◆ DIRECTIONS FOR THIS TASK: Take every line from the listing below that contains "царстве".

◆ EXCERPTED DATA:
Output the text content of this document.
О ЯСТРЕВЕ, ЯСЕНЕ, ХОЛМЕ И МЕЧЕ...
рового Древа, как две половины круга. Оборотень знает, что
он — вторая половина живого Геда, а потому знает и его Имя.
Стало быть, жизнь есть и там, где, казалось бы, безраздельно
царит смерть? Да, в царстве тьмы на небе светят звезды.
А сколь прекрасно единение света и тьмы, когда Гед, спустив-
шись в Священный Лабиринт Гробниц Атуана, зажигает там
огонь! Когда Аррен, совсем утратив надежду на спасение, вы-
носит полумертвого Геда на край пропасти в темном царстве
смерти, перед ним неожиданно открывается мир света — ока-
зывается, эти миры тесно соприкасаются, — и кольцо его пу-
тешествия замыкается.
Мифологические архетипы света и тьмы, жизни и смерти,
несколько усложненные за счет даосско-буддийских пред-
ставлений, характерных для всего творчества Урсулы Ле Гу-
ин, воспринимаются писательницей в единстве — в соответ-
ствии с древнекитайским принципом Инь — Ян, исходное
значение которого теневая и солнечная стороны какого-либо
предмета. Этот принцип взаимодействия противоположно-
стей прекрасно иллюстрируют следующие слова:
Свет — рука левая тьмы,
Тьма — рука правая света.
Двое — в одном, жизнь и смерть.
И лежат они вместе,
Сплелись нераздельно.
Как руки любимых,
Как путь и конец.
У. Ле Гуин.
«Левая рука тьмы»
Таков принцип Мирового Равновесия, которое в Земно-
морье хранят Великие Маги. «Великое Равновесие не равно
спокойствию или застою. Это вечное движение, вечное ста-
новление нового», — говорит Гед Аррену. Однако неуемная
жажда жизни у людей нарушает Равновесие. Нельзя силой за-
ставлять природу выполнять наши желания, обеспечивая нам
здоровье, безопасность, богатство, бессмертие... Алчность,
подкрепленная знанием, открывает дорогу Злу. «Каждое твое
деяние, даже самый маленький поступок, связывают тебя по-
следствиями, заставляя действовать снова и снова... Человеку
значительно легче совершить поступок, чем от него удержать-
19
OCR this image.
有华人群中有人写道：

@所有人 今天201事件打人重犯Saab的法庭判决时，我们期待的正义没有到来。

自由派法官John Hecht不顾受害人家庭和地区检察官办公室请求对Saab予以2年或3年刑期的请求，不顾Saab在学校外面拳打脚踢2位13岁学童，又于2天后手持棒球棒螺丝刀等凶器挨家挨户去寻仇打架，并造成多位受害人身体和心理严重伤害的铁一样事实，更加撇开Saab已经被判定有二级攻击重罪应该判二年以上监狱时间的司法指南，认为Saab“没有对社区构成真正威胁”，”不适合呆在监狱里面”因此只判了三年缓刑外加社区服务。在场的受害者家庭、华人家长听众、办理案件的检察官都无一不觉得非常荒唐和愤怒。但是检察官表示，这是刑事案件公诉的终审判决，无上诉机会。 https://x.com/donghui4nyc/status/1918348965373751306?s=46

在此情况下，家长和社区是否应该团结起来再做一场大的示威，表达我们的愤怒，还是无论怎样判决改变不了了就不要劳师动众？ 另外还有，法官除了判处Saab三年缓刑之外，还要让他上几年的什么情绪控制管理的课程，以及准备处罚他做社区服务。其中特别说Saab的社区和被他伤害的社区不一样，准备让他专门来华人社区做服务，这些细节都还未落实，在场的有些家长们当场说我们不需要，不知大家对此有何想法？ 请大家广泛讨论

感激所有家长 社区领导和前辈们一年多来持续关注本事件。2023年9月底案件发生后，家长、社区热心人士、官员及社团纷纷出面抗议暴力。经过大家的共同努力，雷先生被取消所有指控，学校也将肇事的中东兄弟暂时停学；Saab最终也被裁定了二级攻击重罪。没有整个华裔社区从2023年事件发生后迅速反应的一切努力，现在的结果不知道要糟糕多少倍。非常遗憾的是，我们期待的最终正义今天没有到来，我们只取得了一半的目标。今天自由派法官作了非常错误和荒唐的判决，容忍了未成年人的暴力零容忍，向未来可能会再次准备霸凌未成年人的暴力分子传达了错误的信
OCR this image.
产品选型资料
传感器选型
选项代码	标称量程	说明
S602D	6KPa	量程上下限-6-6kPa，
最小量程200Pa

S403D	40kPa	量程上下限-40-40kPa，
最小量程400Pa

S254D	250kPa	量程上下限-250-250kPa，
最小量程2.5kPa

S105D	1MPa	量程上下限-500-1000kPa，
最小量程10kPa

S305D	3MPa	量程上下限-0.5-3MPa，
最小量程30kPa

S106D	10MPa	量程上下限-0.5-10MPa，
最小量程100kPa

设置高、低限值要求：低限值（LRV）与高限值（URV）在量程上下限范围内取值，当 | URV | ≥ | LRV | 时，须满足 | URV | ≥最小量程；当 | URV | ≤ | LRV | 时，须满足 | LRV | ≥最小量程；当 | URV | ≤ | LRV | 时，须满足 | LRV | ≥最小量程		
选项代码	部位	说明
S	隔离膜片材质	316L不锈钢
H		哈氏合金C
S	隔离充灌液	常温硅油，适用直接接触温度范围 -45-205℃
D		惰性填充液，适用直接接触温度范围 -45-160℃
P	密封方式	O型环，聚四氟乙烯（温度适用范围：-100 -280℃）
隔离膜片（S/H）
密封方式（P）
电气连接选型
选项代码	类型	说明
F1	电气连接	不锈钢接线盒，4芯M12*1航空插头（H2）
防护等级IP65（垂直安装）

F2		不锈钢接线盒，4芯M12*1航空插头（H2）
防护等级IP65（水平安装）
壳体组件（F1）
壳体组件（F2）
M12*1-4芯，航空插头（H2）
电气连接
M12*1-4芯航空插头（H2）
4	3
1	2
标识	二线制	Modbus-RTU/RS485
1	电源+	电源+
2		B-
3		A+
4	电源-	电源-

◆ OUTPUT:
царит смерть? Да, в царстве тьмы на небе светят звезды.
носит полумертвого Геда на край пропасти в темном царстве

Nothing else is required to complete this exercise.